TASK GOAL
Read the records below. Copy each line where the string "Signature" occurs.

Stored dataset items
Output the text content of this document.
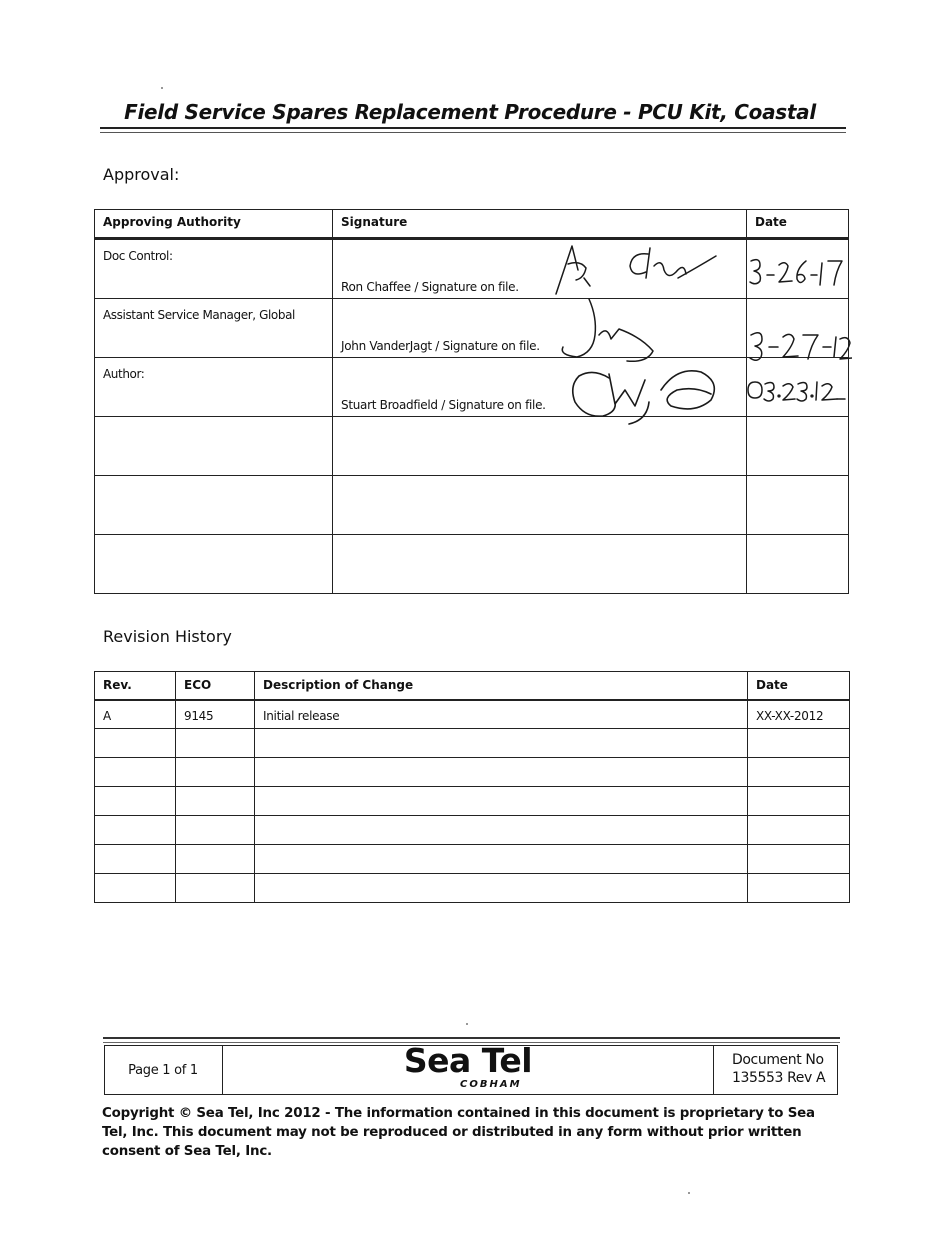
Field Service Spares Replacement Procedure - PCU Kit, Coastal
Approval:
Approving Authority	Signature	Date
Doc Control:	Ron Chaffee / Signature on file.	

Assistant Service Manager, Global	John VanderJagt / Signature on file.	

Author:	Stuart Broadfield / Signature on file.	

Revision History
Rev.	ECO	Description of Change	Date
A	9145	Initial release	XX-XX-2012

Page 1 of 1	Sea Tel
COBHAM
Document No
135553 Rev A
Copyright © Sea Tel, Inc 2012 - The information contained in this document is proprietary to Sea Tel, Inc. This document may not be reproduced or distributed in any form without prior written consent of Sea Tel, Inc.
---
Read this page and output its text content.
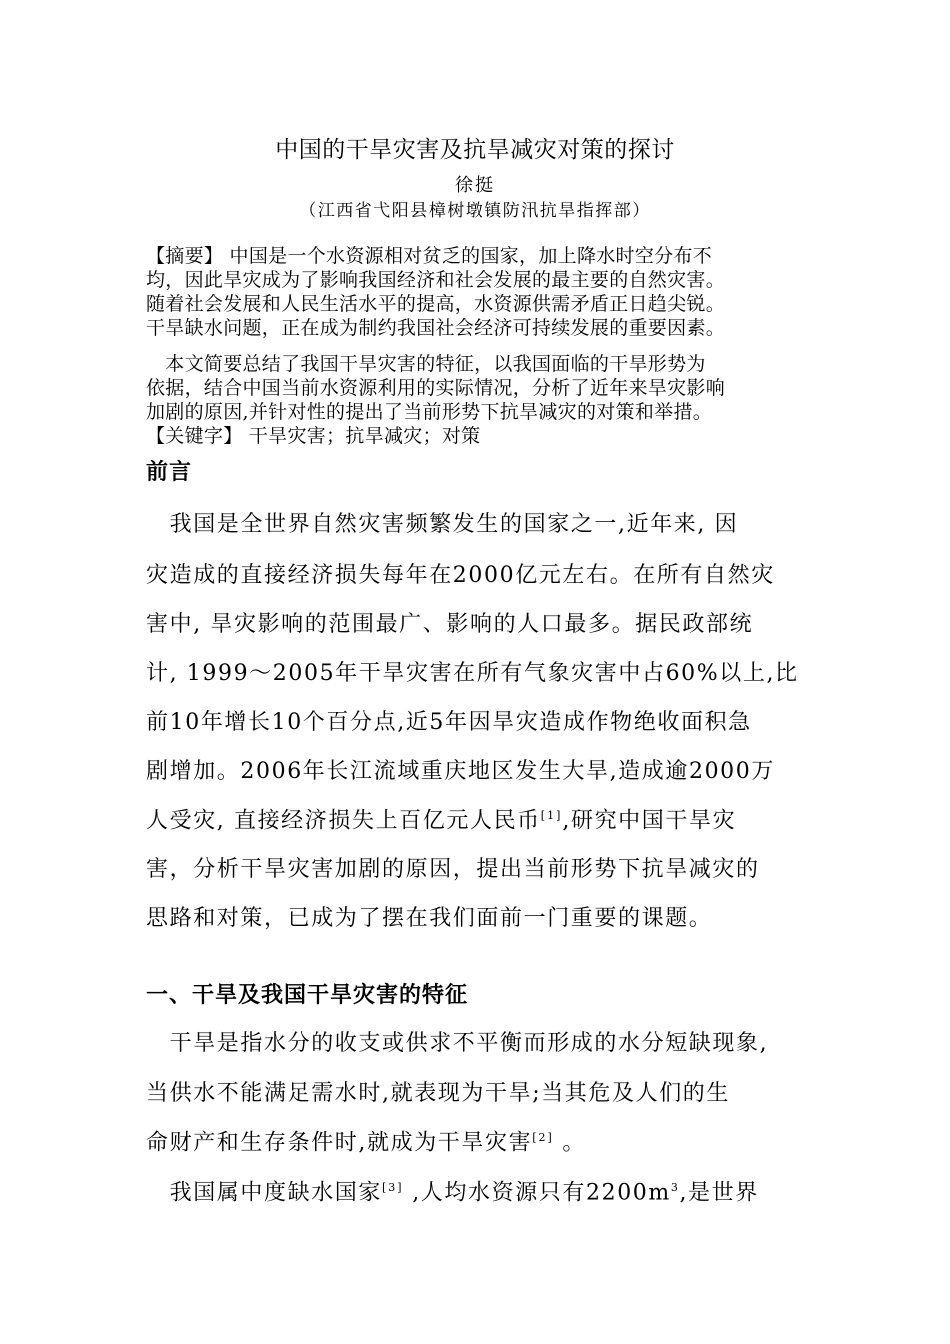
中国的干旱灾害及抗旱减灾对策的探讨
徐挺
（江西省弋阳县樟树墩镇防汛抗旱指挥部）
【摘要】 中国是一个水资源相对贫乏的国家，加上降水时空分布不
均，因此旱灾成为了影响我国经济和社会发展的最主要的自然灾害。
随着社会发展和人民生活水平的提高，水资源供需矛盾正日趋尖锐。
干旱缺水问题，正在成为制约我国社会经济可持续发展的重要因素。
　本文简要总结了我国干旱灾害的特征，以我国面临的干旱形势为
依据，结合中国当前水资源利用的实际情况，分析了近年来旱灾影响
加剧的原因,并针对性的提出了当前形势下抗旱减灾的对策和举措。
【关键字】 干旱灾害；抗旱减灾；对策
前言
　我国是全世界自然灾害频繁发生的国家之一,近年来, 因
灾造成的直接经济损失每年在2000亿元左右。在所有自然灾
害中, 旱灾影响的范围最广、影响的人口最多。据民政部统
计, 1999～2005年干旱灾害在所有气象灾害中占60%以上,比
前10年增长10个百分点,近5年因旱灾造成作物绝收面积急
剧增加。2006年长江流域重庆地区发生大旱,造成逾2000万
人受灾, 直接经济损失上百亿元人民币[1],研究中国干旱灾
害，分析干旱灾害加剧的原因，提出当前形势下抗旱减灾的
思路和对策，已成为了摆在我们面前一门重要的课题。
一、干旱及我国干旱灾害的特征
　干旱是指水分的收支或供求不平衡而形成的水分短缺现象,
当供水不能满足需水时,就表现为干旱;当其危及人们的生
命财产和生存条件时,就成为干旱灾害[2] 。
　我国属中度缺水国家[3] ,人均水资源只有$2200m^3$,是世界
...
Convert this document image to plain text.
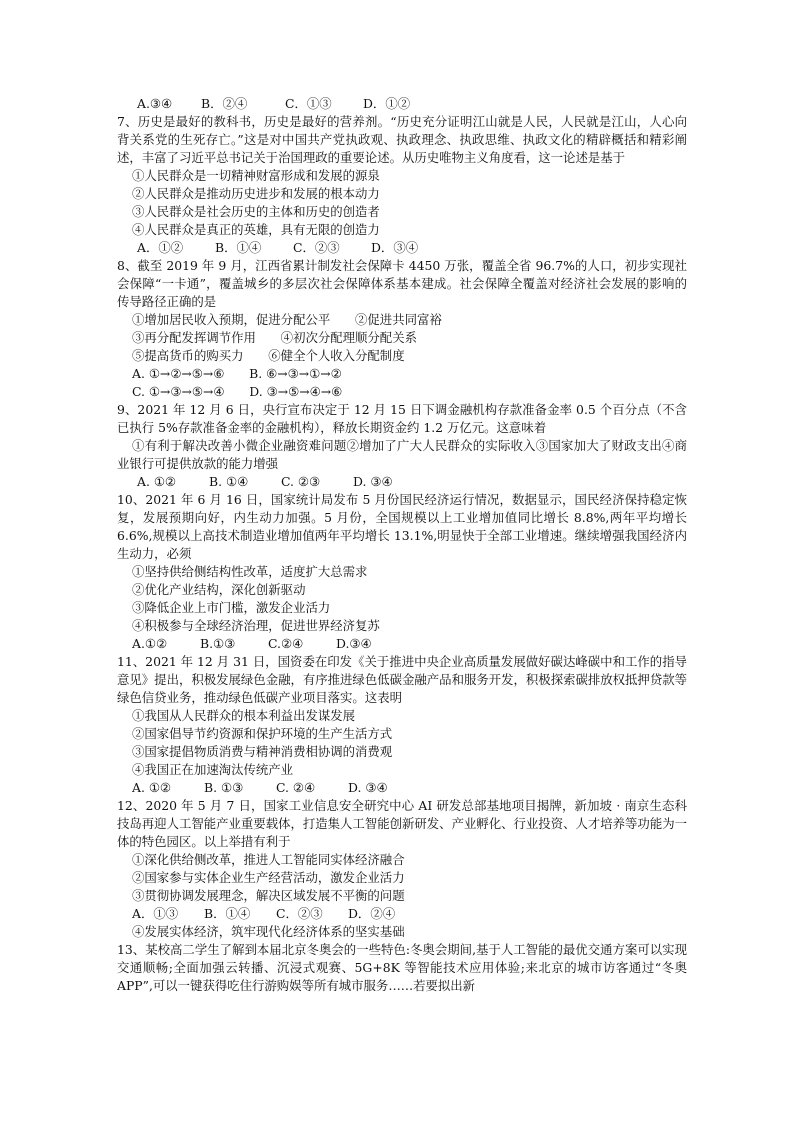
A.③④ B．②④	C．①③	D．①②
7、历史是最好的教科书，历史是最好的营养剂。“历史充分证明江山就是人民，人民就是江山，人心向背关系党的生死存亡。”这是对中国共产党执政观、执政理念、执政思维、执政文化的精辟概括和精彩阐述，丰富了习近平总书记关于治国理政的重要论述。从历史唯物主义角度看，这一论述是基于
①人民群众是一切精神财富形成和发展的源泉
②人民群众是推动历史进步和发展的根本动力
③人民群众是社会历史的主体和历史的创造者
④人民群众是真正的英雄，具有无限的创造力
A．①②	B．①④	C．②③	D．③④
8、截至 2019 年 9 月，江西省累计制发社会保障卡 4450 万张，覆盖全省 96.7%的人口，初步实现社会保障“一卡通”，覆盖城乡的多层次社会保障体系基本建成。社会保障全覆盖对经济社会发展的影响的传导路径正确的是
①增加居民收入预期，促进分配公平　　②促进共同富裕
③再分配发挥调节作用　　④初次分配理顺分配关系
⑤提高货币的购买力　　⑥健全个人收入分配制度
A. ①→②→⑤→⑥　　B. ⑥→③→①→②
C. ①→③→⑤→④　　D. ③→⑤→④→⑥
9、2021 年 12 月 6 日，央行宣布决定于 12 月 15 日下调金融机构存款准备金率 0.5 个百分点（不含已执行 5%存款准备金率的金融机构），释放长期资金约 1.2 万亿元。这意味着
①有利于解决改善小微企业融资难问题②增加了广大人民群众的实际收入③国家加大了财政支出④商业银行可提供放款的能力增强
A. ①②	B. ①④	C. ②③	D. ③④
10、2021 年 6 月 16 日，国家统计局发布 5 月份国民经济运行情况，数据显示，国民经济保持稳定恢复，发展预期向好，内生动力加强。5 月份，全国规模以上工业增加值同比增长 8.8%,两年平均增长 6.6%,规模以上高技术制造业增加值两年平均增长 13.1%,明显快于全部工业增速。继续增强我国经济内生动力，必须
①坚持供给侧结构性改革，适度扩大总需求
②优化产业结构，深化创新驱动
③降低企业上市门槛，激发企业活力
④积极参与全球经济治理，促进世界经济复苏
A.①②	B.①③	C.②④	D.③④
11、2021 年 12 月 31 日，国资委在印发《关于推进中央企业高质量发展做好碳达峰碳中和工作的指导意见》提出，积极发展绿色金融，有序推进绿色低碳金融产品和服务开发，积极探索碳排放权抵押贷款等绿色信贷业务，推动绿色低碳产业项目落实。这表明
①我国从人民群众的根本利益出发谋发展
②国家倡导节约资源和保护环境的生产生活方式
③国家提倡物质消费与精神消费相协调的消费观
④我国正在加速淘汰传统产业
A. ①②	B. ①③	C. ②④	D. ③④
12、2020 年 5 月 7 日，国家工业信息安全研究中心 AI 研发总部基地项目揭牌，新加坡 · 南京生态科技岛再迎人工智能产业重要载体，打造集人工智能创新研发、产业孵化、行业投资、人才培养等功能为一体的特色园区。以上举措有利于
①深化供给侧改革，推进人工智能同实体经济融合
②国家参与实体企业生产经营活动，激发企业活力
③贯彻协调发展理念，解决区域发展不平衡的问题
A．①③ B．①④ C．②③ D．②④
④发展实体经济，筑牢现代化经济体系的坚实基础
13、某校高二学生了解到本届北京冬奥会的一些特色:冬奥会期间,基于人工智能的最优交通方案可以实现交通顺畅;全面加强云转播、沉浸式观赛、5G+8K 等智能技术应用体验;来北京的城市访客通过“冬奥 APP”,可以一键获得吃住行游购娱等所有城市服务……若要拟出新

OUTPUT FOR THIS EXERCISE
Approving Authority	Signature	Date
Doc Control:	Ron Chaffee / Signature on file.	
Assistant Service Manager, Global	John VanderJagt / Signature on file.	
Author:	Stuart Broadfield / Signature on file.	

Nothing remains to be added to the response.